::: MATERIAL SUPPLIED

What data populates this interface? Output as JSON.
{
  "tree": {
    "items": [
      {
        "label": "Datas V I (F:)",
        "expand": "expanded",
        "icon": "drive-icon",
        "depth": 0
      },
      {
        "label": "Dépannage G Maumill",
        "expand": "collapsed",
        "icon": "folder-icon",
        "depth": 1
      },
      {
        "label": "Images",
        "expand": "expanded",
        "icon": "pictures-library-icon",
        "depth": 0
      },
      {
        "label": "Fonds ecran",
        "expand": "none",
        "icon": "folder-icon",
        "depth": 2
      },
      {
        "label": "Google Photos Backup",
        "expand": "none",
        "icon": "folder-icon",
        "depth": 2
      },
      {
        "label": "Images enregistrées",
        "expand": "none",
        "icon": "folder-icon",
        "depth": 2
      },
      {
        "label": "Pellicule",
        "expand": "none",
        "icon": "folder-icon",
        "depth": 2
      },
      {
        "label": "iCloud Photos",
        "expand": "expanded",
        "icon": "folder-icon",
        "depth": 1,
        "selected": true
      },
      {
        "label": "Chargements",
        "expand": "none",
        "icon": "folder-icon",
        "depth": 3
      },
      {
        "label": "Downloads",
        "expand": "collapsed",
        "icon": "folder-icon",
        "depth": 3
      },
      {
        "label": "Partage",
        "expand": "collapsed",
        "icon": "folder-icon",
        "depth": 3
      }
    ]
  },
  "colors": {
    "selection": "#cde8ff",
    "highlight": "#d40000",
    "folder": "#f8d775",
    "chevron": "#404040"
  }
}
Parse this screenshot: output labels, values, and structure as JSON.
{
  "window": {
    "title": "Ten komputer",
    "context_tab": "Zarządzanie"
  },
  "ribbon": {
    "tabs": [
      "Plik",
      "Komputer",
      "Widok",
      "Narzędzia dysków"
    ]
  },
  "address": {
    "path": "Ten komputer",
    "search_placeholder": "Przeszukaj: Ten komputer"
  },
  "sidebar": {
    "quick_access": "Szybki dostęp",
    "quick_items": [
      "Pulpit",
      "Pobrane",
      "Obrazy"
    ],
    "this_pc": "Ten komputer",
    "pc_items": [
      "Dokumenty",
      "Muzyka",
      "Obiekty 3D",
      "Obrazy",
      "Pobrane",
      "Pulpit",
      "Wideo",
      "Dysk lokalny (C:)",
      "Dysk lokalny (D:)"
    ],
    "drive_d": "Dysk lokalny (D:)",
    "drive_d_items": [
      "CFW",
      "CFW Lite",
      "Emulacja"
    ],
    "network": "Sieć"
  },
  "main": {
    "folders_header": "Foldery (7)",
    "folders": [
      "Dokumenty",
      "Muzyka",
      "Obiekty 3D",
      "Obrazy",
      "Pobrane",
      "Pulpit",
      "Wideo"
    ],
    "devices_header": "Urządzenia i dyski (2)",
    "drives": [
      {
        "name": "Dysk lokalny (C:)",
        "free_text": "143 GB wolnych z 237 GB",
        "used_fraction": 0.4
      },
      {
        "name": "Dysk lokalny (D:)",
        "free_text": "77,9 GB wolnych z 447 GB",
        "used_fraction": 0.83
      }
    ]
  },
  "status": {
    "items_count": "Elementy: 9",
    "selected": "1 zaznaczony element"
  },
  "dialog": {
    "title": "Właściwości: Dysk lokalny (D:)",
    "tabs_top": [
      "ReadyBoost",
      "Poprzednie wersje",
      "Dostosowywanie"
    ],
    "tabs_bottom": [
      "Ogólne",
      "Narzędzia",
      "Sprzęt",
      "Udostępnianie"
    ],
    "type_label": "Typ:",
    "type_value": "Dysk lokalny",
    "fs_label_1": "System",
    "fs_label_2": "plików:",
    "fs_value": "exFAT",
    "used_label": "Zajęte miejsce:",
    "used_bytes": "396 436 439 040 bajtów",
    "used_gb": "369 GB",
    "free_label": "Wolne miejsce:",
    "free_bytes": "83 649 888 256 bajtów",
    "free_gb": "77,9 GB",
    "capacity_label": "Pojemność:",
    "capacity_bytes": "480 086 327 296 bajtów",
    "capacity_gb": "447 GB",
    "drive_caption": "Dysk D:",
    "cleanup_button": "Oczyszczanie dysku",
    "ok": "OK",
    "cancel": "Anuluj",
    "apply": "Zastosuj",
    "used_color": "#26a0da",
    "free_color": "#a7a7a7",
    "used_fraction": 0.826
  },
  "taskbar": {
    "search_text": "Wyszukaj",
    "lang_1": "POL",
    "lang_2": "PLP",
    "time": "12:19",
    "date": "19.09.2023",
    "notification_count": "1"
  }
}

::::::

### STATED TASK
Please reproduce each record precisely as written.

### WORKED SOLUTION
What data populates this interface? Output as JSON.
{
  "tree": {
    "items": [
      {
        "label": "Datas V I (F:)",
        "expand": "expanded",
        "icon": "drive-icon",
        "depth": 0
      },
      {
        "label": "Dépannage G Maumill",
        "expand": "collapsed",
        "icon": "folder-icon",
        "depth": 1
      },
      {
        "label": "Images",
        "expand": "expanded",
        "icon": "pictures-library-icon",
        "depth": 0
      },
      {
        "label": "Fonds ecran",
        "expand": "none",
        "icon": "folder-icon",
        "depth": 2
      },
      {
        "label": "Google Photos Backup",
        "expand": "none",
        "icon": "folder-icon",
        "depth": 2
      },
      {
        "label": "Images enregistrées",
        "expand": "none",
        "icon": "folder-icon",
        "depth": 2
      },
      {
        "label": "Pellicule",
        "expand": "none",
        "icon": "folder-icon",
        "depth": 2
      },
      {
        "label": "iCloud Photos",
        "expand": "expanded",
        "icon": "folder-icon",
        "depth": 1,
        "selected": true
      },
      {
        "label": "Chargements",
        "expand": "none",
        "icon": "folder-icon",
        "depth": 3
      },
      {
        "label": "Downloads",
        "expand": "collapsed",
        "icon": "folder-icon",
        "depth": 3
      },
      {
        "label": "Partage",
        "expand": "collapsed",
        "icon": "folder-icon",
        "depth": 3
      }
    ]
  },
  "colors": {
    "selection": "#cde8ff",
    "highlight": "#d40000",
    "folder": "#f8d775",
    "chevron": "#404040"
  }
}
Parse this screenshot: output labels, values, and structure as JSON.
{
  "window": {
    "title": "Ten komputer",
    "context_tab": "Zarządzanie"
  },
  "ribbon": {
    "tabs": [
      "Plik",
      "Komputer",
      "Widok",
      "Narzędzia dysków"
    ]
  },
  "address": {
    "path": "Ten komputer",
    "search_placeholder": "Przeszukaj: Ten komputer"
  },
  "sidebar": {
    "quick_access": "Szybki dostęp",
    "quick_items": [
      "Pulpit",
      "Pobrane",
      "Obrazy"
    ],
    "this_pc": "Ten komputer",
    "pc_items": [
      "Dokumenty",
      "Muzyka",
      "Obiekty 3D",
      "Obrazy",
      "Pobrane",
      "Pulpit",
      "Wideo",
      "Dysk lokalny (C:)",
      "Dysk lokalny (D:)"
    ],
    "drive_d": "Dysk lokalny (D:)",
    "drive_d_items": [
      "CFW",
      "CFW Lite",
      "Emulacja"
    ],
    "network": "Sieć"
  },
  "main": {
    "folders_header": "Foldery (7)",
    "folders": [
      "Dokumenty",
      "Muzyka",
      "Obiekty 3D",
      "Obrazy",
      "Pobrane",
      "Pulpit",
      "Wideo"
    ],
    "devices_header": "Urządzenia i dyski (2)",
    "drives": [
      {
        "name": "Dysk lokalny (C:)",
        "free_text": "143 GB wolnych z 237 GB",
        "used_fraction": 0.4
      },
      {
        "name": "Dysk lokalny (D:)",
        "free_text": "77,9 GB wolnych z 447 GB",
        "used_fraction": 0.83
      }
    ]
  },
  "status": {
    "items_count": "Elementy: 9",
    "selected": "1 zaznaczony element"
  },
  "dialog": {
    "title": "Właściwości: Dysk lokalny (D:)",
    "tabs_top": [
      "ReadyBoost",
      "Poprzednie wersje",
      "Dostosowywanie"
    ],
    "tabs_bottom": [
      "Ogólne",
      "Narzędzia",
      "Sprzęt",
      "Udostępnianie"
    ],
    "type_label": "Typ:",
    "type_value": "Dysk lokalny",
    "fs_label_1": "System",
    "fs_label_2": "plików:",
    "fs_value": "exFAT",
    "used_label": "Zajęte miejsce:",
    "used_bytes": "396 436 439 040 bajtów",
    "used_gb": "369 GB",
    "free_label": "Wolne miejsce:",
    "free_bytes": "83 649 888 256 bajtów",
    "free_gb": "77,9 GB",
    "capacity_label": "Pojemność:",
    "capacity_bytes": "480 086 327 296 bajtów",
    "capacity_gb": "447 GB",
    "drive_caption": "Dysk D:",
    "cleanup_button": "Oczyszczanie dysku",
    "ok": "OK",
    "cancel": "Anuluj",
    "apply": "Zastosuj",
    "used_color": "#26a0da",
    "free_color": "#a7a7a7",
    "used_fraction": 0.826
  },
  "taskbar": {
    "search_text": "Wyszukaj",
    "lang_1": "POL",
    "lang_2": "PLP",
    "time": "12:19",
    "date": "19.09.2023",
    "notification_count": "1"
  }
}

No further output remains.